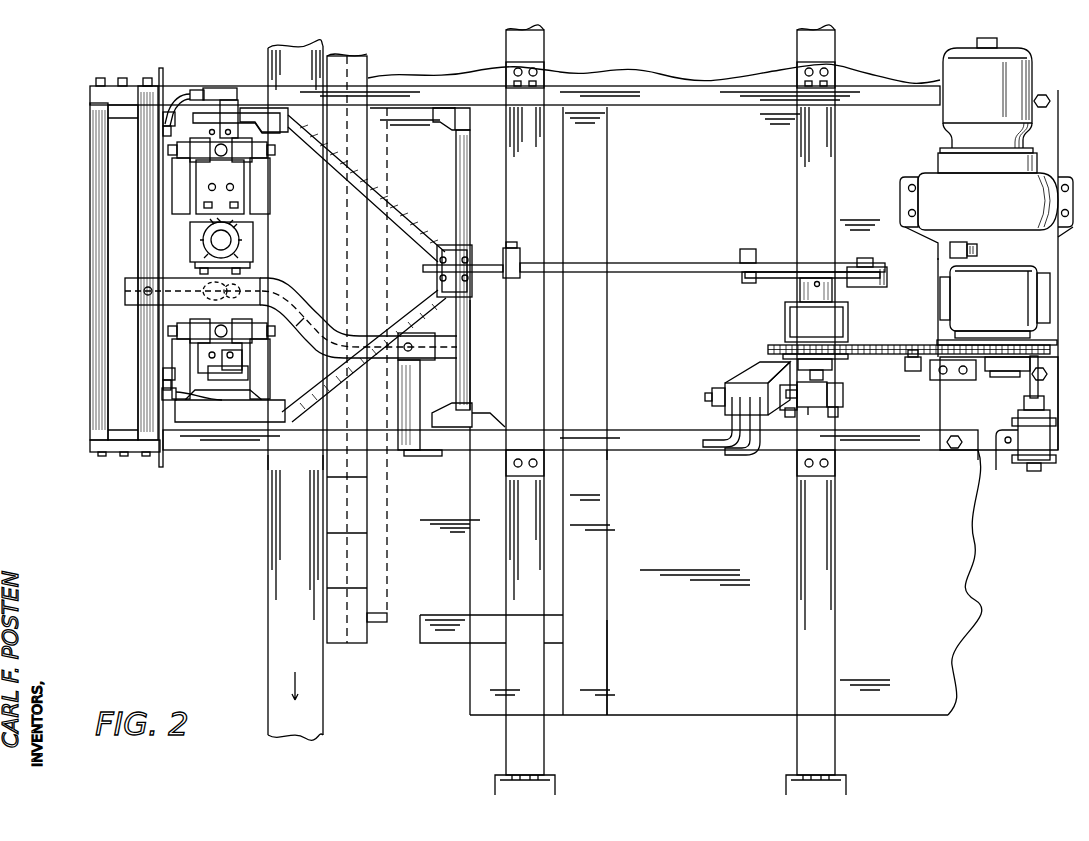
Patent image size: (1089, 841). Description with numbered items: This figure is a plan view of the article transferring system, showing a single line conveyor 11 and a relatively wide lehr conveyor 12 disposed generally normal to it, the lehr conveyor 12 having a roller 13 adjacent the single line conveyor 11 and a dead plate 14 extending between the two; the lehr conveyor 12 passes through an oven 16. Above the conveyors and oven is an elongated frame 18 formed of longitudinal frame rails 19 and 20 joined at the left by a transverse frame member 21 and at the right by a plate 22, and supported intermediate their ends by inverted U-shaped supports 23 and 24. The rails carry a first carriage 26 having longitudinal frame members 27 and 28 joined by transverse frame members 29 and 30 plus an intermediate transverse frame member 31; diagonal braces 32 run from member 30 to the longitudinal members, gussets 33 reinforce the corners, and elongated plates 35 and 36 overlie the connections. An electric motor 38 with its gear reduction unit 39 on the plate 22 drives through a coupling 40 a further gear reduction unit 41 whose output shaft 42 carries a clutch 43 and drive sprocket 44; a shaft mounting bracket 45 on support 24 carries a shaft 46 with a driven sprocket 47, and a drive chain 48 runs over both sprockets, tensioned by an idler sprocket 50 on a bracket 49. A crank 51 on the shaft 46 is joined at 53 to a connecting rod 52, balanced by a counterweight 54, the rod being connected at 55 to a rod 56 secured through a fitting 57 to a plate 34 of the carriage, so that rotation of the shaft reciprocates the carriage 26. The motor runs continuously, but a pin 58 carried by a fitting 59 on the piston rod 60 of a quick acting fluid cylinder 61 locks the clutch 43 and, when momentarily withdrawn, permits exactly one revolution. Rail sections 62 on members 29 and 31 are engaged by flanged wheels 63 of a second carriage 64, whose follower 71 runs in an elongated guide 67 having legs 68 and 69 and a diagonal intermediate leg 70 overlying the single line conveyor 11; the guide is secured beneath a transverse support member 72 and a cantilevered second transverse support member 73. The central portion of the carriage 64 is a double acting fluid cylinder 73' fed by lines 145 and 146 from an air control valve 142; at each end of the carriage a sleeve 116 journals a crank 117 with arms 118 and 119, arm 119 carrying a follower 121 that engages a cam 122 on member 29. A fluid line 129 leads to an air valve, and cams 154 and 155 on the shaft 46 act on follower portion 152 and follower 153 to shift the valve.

The single line conveyor 11 is at (266, 700).
The lehr conveyor 12 is at (418, 630).
The roller 13 is at (380, 625).
The dead plate 14 is at (342, 642).
The oven 16 is at (716, 716).
The elongated frame 18 is at (645, 448).
The longitudinal frame rail 19 is at (680, 92).
The longitudinal frame rail 20 is at (630, 438).
The transverse frame member 21 is at (89, 376).
The plate 22 is at (944, 418).
The inverted U-shaped support 23 is at (504, 540).
The inverted U-shaped support 24 is at (796, 520).
The first carriage 26 is at (478, 360).
The longitudinal frame member 27 is at (418, 114).
The longitudinal frame member 28 is at (312, 456).
The transverse frame member 29 is at (190, 222).
The transverse frame member 30 is at (470, 192).
The intermediate transverse frame member 31 is at (256, 238).
The diagonal brace 32 is at (418, 226).
The gusset 33 is at (455, 128).
The plate 34 is at (470, 292).
The elongated plate 35 is at (262, 106).
The elongated plate 36 is at (222, 424).
The electric motor 38 is at (1032, 70).
The gear reduction unit 39 is at (918, 190).
The coupling 40 is at (948, 252).
The gear reduction unit 41 is at (940, 313).
The output shaft 42 is at (1001, 334).
The clutch 43 is at (992, 368).
The drive sprocket 44 is at (1044, 350).
The shaft mounting bracket 45 is at (848, 330).
The shaft 46 is at (828, 374).
The driven sprocket 47 is at (798, 358).
The drive chain 48 is at (866, 345).
The bracket 49 is at (932, 380).
The idler sprocket 50 is at (908, 362).
The crank 51 is at (776, 278).
The connecting rod 52 is at (660, 272).
The connection 53 is at (746, 250).
The counterweight 54 is at (888, 278).
The connection 55 is at (514, 278).
The rod 56 is at (500, 256).
The fitting 57 is at (432, 284).
The pin 58 is at (1040, 380).
The fitting 59 is at (1022, 394).
The piston rod 60 is at (1018, 416).
The quick acting fluid cylinder 61 is at (1012, 457).
The rail section 62 is at (172, 176).
The flanged wheel 63 is at (168, 150).
The second carriage 64 is at (242, 270).
The elongated guide 67 is at (304, 314).
The first leg 68 is at (125, 284).
The second leg 69 is at (430, 366).
The intermediate leg 70 is at (288, 296).
The follower 71 is at (202, 292).
The transverse support member 72 is at (150, 456).
The second transverse support member 73 is at (420, 425).
The fluid cylinder 73' is at (255, 229).
The sleeve 116 is at (230, 88).
The crank 117 is at (200, 90).
The arm 118 is at (318, 140).
The arm 119 is at (178, 92).
The follower 121 is at (168, 110).
The cam 122 is at (163, 128).
The fluid line 129 is at (984, 457).
The air control valve 142 is at (722, 380).
The line 145 is at (705, 414).
The line 146 is at (740, 452).
The follower portion 152 is at (790, 417).
The follower 153 is at (843, 388).
The cam 154 is at (808, 415).
The cam 155 is at (790, 388).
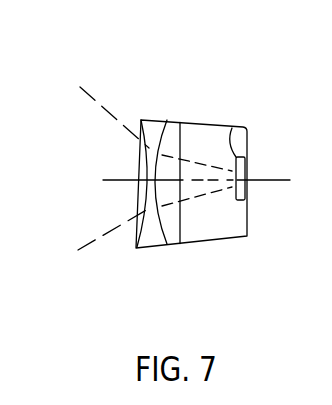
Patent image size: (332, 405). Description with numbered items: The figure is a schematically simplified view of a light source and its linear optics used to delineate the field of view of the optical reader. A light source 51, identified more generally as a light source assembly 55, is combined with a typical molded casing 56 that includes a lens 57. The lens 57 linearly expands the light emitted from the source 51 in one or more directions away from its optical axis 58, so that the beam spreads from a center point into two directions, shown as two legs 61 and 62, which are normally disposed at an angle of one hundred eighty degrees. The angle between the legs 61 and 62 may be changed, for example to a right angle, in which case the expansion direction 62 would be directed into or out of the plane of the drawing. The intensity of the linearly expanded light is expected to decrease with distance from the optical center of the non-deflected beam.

The light source 51 is at (238, 128).
The light source assembly 55 is at (191, 113).
The molded casing 56 is at (233, 126).
The lens 57 is at (159, 118).
The optical axis 58 is at (113, 180).
The leg 61 is at (148, 118).
The leg 62 is at (137, 239).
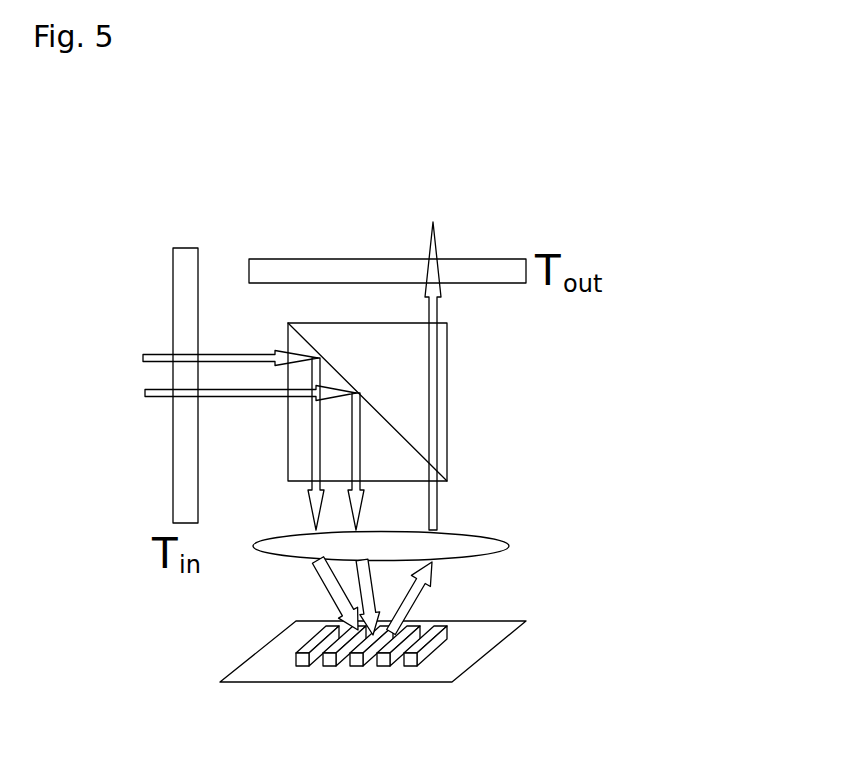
########################################
Retype the whole listing above word for word, and leave the pictures out of your answer.

The answer:
Patent image size: (1089, 841). Description with numbered items: This figure is a plan view of the article transferring system, showing a single line conveyor 11 and a relatively wide lehr conveyor 12 disposed generally normal to it, the lehr conveyor 12 having a roller 13 adjacent the single line conveyor 11 and a dead plate 14 extending between the two; the lehr conveyor 12 passes through an oven 16. Above the conveyors and oven is an elongated frame 18 formed of longitudinal frame rails 19 and 20 joined at the left by a transverse frame member 21 and at the right by a plate 22, and supported intermediate their ends by inverted U-shaped supports 23 and 24. The rails carry a first carriage 26 having longitudinal frame members 27 and 28 joined by transverse frame members 29 and 30 plus an intermediate transverse frame member 31; diagonal braces 32 run from member 30 to the longitudinal members, gussets 33 reinforce the corners, and elongated plates 35 and 36 overlie the connections. An electric motor 38 with its gear reduction unit 39 on the plate 22 drives through a coupling 40 a further gear reduction unit 41 whose output shaft 42 carries a clutch 43 and drive sprocket 44; a shaft mounting bracket 45 on support 24 carries a shaft 46 with a driven sprocket 47, and a drive chain 48 runs over both sprockets, tensioned by an idler sprocket 50 on a bracket 49. A crank 51 on the shaft 46 is joined at 53 to a connecting rod 52, balanced by a counterweight 54, the rod being connected at 55 to a rod 56 secured through a fitting 57 to a plate 34 of the carriage, so that rotation of the shaft reciprocates the carriage 26. The motor runs continuously, but a pin 58 carried by a fitting 59 on the piston rod 60 of a quick acting fluid cylinder 61 locks the clutch 43 and, when momentarily withdrawn, permits exactly one revolution. Rail sections 62 on members 29 and 31 are engaged by flanged wheels 63 of a second carriage 64, whose follower 71 runs in an elongated guide 67 having legs 68 and 69 and a diagonal intermediate leg 70 overlying the single line conveyor 11; the guide is secured beneath a transverse support member 72 and a cantilevered second transverse support member 73. The central portion of the carriage 64 is a double acting fluid cylinder 73' fed by lines 145 and 146 from an air control valve 142; at each end of the carriage a sleeve 116 journals a crank 117 with arms 118 and 119, arm 119 carrying a follower 121 that engages a cam 122 on member 29. A fluid line 129 leads to an air valve, and cams 154 and 155 on the shaft 46 act on follower portion 152 and follower 153 to shift the valve.

The single line conveyor 11 is at (266, 700).
The lehr conveyor 12 is at (418, 630).
The roller 13 is at (380, 625).
The dead plate 14 is at (342, 642).
The oven 16 is at (716, 716).
The elongated frame 18 is at (645, 448).
The longitudinal frame rail 19 is at (680, 92).
The longitudinal frame rail 20 is at (630, 438).
The transverse frame member 21 is at (89, 376).
The plate 22 is at (944, 418).
The inverted U-shaped support 23 is at (504, 540).
The inverted U-shaped support 24 is at (796, 520).
The first carriage 26 is at (478, 360).
The longitudinal frame member 27 is at (418, 114).
The longitudinal frame member 28 is at (312, 456).
The transverse frame member 29 is at (190, 222).
The transverse frame member 30 is at (470, 192).
The intermediate transverse frame member 31 is at (256, 238).
The diagonal brace 32 is at (418, 226).
The gusset 33 is at (455, 128).
The plate 34 is at (470, 292).
The elongated plate 35 is at (262, 106).
The elongated plate 36 is at (222, 424).
The electric motor 38 is at (1032, 70).
The gear reduction unit 39 is at (918, 190).
The coupling 40 is at (948, 252).
The gear reduction unit 41 is at (940, 313).
The output shaft 42 is at (1001, 334).
The clutch 43 is at (992, 368).
The drive sprocket 44 is at (1044, 350).
The shaft mounting bracket 45 is at (848, 330).
The shaft 46 is at (828, 374).
The driven sprocket 47 is at (798, 358).
The drive chain 48 is at (866, 345).
The bracket 49 is at (932, 380).
The idler sprocket 50 is at (908, 362).
The crank 51 is at (776, 278).
The connecting rod 52 is at (660, 272).
The connection 53 is at (746, 250).
The counterweight 54 is at (888, 278).
The connection 55 is at (514, 278).
The rod 56 is at (500, 256).
The fitting 57 is at (432, 284).
The pin 58 is at (1040, 380).
The fitting 59 is at (1022, 394).
The piston rod 60 is at (1018, 416).
The quick acting fluid cylinder 61 is at (1012, 457).
The rail section 62 is at (172, 176).
The flanged wheel 63 is at (168, 150).
The second carriage 64 is at (242, 270).
The elongated guide 67 is at (304, 314).
The first leg 68 is at (125, 284).
The second leg 69 is at (430, 366).
The intermediate leg 70 is at (288, 296).
The follower 71 is at (202, 292).
The transverse support member 72 is at (150, 456).
The second transverse support member 73 is at (420, 425).
The fluid cylinder 73' is at (255, 229).
The sleeve 116 is at (230, 88).
The crank 117 is at (200, 90).
The arm 118 is at (318, 140).
The arm 119 is at (178, 92).
The follower 121 is at (168, 110).
The cam 122 is at (163, 128).
The fluid line 129 is at (984, 457).
The air control valve 142 is at (722, 380).
The line 145 is at (705, 414).
The line 146 is at (740, 452).
The follower portion 152 is at (790, 417).
The follower 153 is at (843, 388).
The cam 154 is at (808, 415).
The cam 155 is at (790, 388).
Patent image size: (332, 405). Description with numbered items: The figure is a schematically simplified view of a light source and its linear optics used to delineate the field of view of the optical reader. A light source 51, identified more generally as a light source assembly 55, is combined with a typical molded casing 56 that includes a lens 57. The lens 57 linearly expands the light emitted from the source 51 in one or more directions away from its optical axis 58, so that the beam spreads from a center point into two directions, shown as two legs 61 and 62, which are normally disposed at an angle of one hundred eighty degrees. The angle between the legs 61 and 62 may be changed, for example to a right angle, in which case the expansion direction 62 would be directed into or out of the plane of the drawing. The intensity of the linearly expanded light is expected to decrease with distance from the optical center of the non-deflected beam.

The light source 51 is at (238, 128).
The light source assembly 55 is at (191, 113).
The molded casing 56 is at (233, 126).
The lens 57 is at (159, 118).
The optical axis 58 is at (113, 180).
The leg 61 is at (148, 118).
The leg 62 is at (137, 239).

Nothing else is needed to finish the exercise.